→ **Work to do**: Give back the records below exactly, every one, with no pictures.

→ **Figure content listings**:
※ ※ ※

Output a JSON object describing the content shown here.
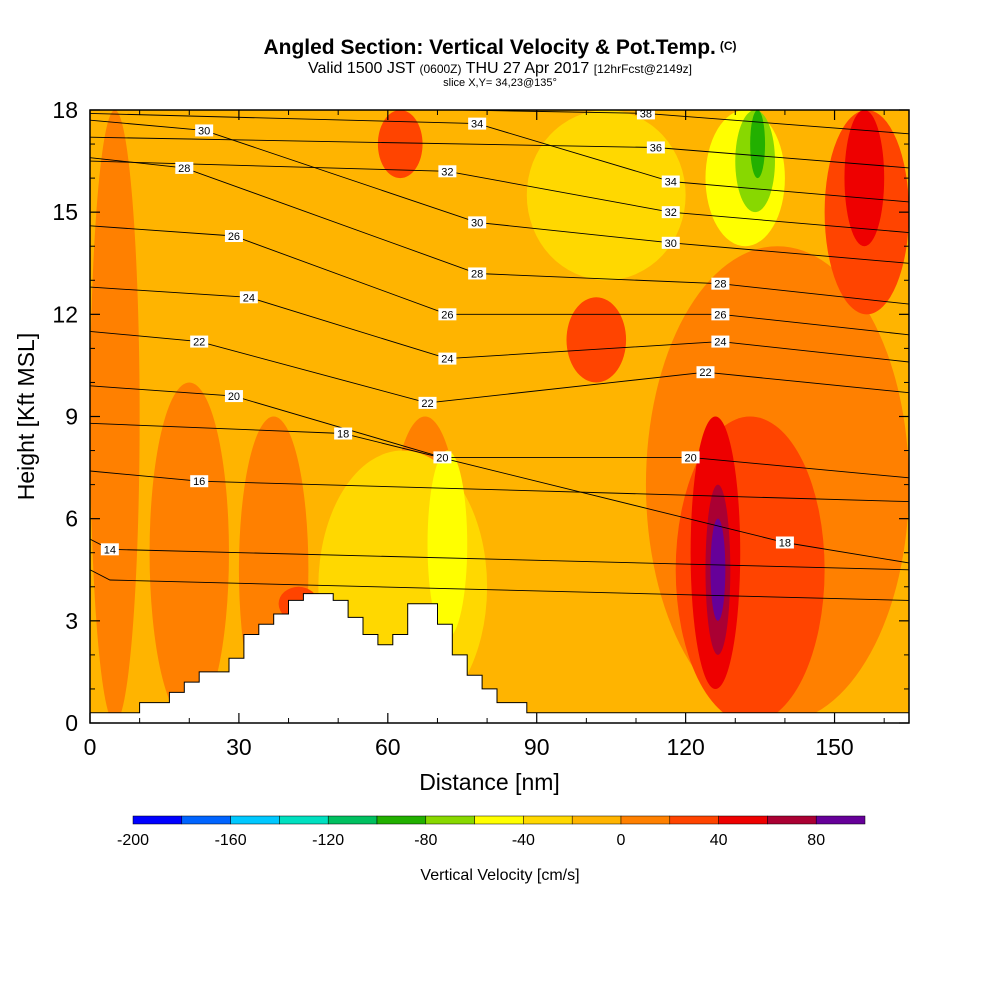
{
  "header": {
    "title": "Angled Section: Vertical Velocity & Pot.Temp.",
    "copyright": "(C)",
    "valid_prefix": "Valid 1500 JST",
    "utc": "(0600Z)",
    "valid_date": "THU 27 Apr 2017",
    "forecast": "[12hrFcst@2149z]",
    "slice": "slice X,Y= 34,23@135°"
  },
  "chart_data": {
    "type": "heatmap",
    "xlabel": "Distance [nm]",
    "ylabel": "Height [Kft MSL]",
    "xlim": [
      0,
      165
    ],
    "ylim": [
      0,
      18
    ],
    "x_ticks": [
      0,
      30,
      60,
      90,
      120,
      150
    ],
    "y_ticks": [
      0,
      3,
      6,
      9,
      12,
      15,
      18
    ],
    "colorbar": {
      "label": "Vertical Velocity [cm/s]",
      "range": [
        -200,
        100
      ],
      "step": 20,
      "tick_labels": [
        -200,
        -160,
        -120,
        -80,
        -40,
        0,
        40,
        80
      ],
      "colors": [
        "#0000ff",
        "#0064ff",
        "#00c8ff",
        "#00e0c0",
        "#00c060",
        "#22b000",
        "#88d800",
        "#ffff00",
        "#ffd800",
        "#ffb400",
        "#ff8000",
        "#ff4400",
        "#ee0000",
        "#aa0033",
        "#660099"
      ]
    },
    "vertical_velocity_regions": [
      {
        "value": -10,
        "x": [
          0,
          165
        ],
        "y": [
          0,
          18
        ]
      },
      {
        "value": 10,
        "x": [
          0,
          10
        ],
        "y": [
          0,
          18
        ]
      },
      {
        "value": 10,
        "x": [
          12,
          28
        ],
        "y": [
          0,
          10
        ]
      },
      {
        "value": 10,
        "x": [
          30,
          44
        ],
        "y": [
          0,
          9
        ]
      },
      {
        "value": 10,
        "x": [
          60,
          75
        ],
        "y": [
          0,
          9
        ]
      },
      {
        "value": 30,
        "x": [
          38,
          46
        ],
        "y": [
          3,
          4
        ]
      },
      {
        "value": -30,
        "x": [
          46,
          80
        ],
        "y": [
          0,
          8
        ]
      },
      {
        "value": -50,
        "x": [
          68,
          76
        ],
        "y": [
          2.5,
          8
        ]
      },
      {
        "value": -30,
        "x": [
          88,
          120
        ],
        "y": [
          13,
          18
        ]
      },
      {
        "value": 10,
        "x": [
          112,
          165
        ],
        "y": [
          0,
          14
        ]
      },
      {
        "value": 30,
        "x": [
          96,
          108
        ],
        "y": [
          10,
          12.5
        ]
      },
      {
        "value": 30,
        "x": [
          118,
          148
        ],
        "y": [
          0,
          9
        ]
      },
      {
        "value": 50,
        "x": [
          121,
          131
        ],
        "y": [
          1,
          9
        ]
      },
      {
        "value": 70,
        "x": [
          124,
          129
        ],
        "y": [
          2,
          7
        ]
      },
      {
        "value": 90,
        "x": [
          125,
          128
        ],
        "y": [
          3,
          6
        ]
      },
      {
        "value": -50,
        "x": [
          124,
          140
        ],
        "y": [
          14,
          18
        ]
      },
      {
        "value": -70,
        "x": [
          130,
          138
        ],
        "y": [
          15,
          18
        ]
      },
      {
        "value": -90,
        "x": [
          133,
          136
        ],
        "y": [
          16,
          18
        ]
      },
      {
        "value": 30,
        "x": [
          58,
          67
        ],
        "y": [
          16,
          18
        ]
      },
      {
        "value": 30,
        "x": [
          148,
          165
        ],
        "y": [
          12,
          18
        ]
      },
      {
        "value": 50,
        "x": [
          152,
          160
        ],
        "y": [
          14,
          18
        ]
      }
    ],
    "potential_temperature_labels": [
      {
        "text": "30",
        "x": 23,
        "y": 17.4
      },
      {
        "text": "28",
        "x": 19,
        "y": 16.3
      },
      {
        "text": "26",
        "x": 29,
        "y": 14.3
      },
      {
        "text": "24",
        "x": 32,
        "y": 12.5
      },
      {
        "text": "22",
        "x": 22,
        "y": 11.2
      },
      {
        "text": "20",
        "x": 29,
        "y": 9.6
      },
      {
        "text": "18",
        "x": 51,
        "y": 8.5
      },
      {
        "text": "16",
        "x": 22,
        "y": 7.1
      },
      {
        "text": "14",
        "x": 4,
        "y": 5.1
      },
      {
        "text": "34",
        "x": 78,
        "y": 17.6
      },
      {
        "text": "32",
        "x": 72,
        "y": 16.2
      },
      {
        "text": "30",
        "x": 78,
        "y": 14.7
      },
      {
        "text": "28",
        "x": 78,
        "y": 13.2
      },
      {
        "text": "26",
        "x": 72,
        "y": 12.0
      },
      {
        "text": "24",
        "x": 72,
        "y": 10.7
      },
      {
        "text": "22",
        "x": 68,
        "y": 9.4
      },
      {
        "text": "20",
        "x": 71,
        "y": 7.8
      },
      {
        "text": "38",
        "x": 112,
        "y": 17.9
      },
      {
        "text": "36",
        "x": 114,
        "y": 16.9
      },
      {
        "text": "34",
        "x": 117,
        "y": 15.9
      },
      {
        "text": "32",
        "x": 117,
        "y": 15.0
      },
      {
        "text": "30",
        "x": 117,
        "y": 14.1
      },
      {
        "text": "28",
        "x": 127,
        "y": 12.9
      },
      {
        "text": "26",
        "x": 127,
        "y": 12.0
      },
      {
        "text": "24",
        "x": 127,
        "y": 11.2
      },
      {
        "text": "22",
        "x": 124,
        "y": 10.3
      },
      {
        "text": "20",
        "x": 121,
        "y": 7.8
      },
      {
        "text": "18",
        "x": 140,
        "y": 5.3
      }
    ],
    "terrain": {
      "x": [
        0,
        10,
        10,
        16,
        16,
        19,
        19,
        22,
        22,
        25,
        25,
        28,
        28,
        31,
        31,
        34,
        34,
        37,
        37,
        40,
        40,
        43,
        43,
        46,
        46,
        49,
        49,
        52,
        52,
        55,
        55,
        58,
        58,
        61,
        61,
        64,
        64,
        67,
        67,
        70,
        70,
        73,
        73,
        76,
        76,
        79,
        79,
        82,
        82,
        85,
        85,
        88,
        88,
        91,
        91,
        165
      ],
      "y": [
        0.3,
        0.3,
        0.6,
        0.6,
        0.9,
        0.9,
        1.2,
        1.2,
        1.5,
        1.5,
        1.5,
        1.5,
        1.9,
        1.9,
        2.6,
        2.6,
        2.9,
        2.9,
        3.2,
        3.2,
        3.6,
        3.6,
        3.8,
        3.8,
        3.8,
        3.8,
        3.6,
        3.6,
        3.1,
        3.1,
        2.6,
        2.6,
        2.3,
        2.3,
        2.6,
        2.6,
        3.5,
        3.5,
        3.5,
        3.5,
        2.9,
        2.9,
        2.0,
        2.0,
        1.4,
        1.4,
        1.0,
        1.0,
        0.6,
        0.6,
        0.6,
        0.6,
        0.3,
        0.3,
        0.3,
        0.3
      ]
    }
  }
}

※ ※ ※

→ **Exercise response**:
Output a JSON object describing the content shown here.
{
  "header": {
    "title": "Angled Section: Vertical Velocity & Pot.Temp.",
    "copyright": "(C)",
    "valid_prefix": "Valid 1500 JST",
    "utc": "(0600Z)",
    "valid_date": "THU 27 Apr 2017",
    "forecast": "[12hrFcst@2149z]",
    "slice": "slice X,Y= 34,23@135°"
  },
  "chart_data": {
    "type": "heatmap",
    "xlabel": "Distance [nm]",
    "ylabel": "Height [Kft MSL]",
    "xlim": [
      0,
      165
    ],
    "ylim": [
      0,
      18
    ],
    "x_ticks": [
      0,
      30,
      60,
      90,
      120,
      150
    ],
    "y_ticks": [
      0,
      3,
      6,
      9,
      12,
      15,
      18
    ],
    "colorbar": {
      "label": "Vertical Velocity [cm/s]",
      "range": [
        -200,
        100
      ],
      "step": 20,
      "tick_labels": [
        -200,
        -160,
        -120,
        -80,
        -40,
        0,
        40,
        80
      ],
      "colors": [
        "#0000ff",
        "#0064ff",
        "#00c8ff",
        "#00e0c0",
        "#00c060",
        "#22b000",
        "#88d800",
        "#ffff00",
        "#ffd800",
        "#ffb400",
        "#ff8000",
        "#ff4400",
        "#ee0000",
        "#aa0033",
        "#660099"
      ]
    },
    "vertical_velocity_regions": [
      {
        "value": -10,
        "x": [
          0,
          165
        ],
        "y": [
          0,
          18
        ]
      },
      {
        "value": 10,
        "x": [
          0,
          10
        ],
        "y": [
          0,
          18
        ]
      },
      {
        "value": 10,
        "x": [
          12,
          28
        ],
        "y": [
          0,
          10
        ]
      },
      {
        "value": 10,
        "x": [
          30,
          44
        ],
        "y": [
          0,
          9
        ]
      },
      {
        "value": 10,
        "x": [
          60,
          75
        ],
        "y": [
          0,
          9
        ]
      },
      {
        "value": 30,
        "x": [
          38,
          46
        ],
        "y": [
          3,
          4
        ]
      },
      {
        "value": -30,
        "x": [
          46,
          80
        ],
        "y": [
          0,
          8
        ]
      },
      {
        "value": -50,
        "x": [
          68,
          76
        ],
        "y": [
          2.5,
          8
        ]
      },
      {
        "value": -30,
        "x": [
          88,
          120
        ],
        "y": [
          13,
          18
        ]
      },
      {
        "value": 10,
        "x": [
          112,
          165
        ],
        "y": [
          0,
          14
        ]
      },
      {
        "value": 30,
        "x": [
          96,
          108
        ],
        "y": [
          10,
          12.5
        ]
      },
      {
        "value": 30,
        "x": [
          118,
          148
        ],
        "y": [
          0,
          9
        ]
      },
      {
        "value": 50,
        "x": [
          121,
          131
        ],
        "y": [
          1,
          9
        ]
      },
      {
        "value": 70,
        "x": [
          124,
          129
        ],
        "y": [
          2,
          7
        ]
      },
      {
        "value": 90,
        "x": [
          125,
          128
        ],
        "y": [
          3,
          6
        ]
      },
      {
        "value": -50,
        "x": [
          124,
          140
        ],
        "y": [
          14,
          18
        ]
      },
      {
        "value": -70,
        "x": [
          130,
          138
        ],
        "y": [
          15,
          18
        ]
      },
      {
        "value": -90,
        "x": [
          133,
          136
        ],
        "y": [
          16,
          18
        ]
      },
      {
        "value": 30,
        "x": [
          58,
          67
        ],
        "y": [
          16,
          18
        ]
      },
      {
        "value": 30,
        "x": [
          148,
          165
        ],
        "y": [
          12,
          18
        ]
      },
      {
        "value": 50,
        "x": [
          152,
          160
        ],
        "y": [
          14,
          18
        ]
      }
    ],
    "potential_temperature_labels": [
      {
        "text": "30",
        "x": 23,
        "y": 17.4
      },
      {
        "text": "28",
        "x": 19,
        "y": 16.3
      },
      {
        "text": "26",
        "x": 29,
        "y": 14.3
      },
      {
        "text": "24",
        "x": 32,
        "y": 12.5
      },
      {
        "text": "22",
        "x": 22,
        "y": 11.2
      },
      {
        "text": "20",
        "x": 29,
        "y": 9.6
      },
      {
        "text": "18",
        "x": 51,
        "y": 8.5
      },
      {
        "text": "16",
        "x": 22,
        "y": 7.1
      },
      {
        "text": "14",
        "x": 4,
        "y": 5.1
      },
      {
        "text": "34",
        "x": 78,
        "y": 17.6
      },
      {
        "text": "32",
        "x": 72,
        "y": 16.2
      },
      {
        "text": "30",
        "x": 78,
        "y": 14.7
      },
      {
        "text": "28",
        "x": 78,
        "y": 13.2
      },
      {
        "text": "26",
        "x": 72,
        "y": 12.0
      },
      {
        "text": "24",
        "x": 72,
        "y": 10.7
      },
      {
        "text": "22",
        "x": 68,
        "y": 9.4
      },
      {
        "text": "20",
        "x": 71,
        "y": 7.8
      },
      {
        "text": "38",
        "x": 112,
        "y": 17.9
      },
      {
        "text": "36",
        "x": 114,
        "y": 16.9
      },
      {
        "text": "34",
        "x": 117,
        "y": 15.9
      },
      {
        "text": "32",
        "x": 117,
        "y": 15.0
      },
      {
        "text": "30",
        "x": 117,
        "y": 14.1
      },
      {
        "text": "28",
        "x": 127,
        "y": 12.9
      },
      {
        "text": "26",
        "x": 127,
        "y": 12.0
      },
      {
        "text": "24",
        "x": 127,
        "y": 11.2
      },
      {
        "text": "22",
        "x": 124,
        "y": 10.3
      },
      {
        "text": "20",
        "x": 121,
        "y": 7.8
      },
      {
        "text": "18",
        "x": 140,
        "y": 5.3
      }
    ],
    "terrain": {
      "x": [
        0,
        10,
        10,
        16,
        16,
        19,
        19,
        22,
        22,
        25,
        25,
        28,
        28,
        31,
        31,
        34,
        34,
        37,
        37,
        40,
        40,
        43,
        43,
        46,
        46,
        49,
        49,
        52,
        52,
        55,
        55,
        58,
        58,
        61,
        61,
        64,
        64,
        67,
        67,
        70,
        70,
        73,
        73,
        76,
        76,
        79,
        79,
        82,
        82,
        85,
        85,
        88,
        88,
        91,
        91,
        165
      ],
      "y": [
        0.3,
        0.3,
        0.6,
        0.6,
        0.9,
        0.9,
        1.2,
        1.2,
        1.5,
        1.5,
        1.5,
        1.5,
        1.9,
        1.9,
        2.6,
        2.6,
        2.9,
        2.9,
        3.2,
        3.2,
        3.6,
        3.6,
        3.8,
        3.8,
        3.8,
        3.8,
        3.6,
        3.6,
        3.1,
        3.1,
        2.6,
        2.6,
        2.3,
        2.3,
        2.6,
        2.6,
        3.5,
        3.5,
        3.5,
        3.5,
        2.9,
        2.9,
        2.0,
        2.0,
        1.4,
        1.4,
        1.0,
        1.0,
        0.6,
        0.6,
        0.6,
        0.6,
        0.3,
        0.3,
        0.3,
        0.3
      ]
    }
  }
}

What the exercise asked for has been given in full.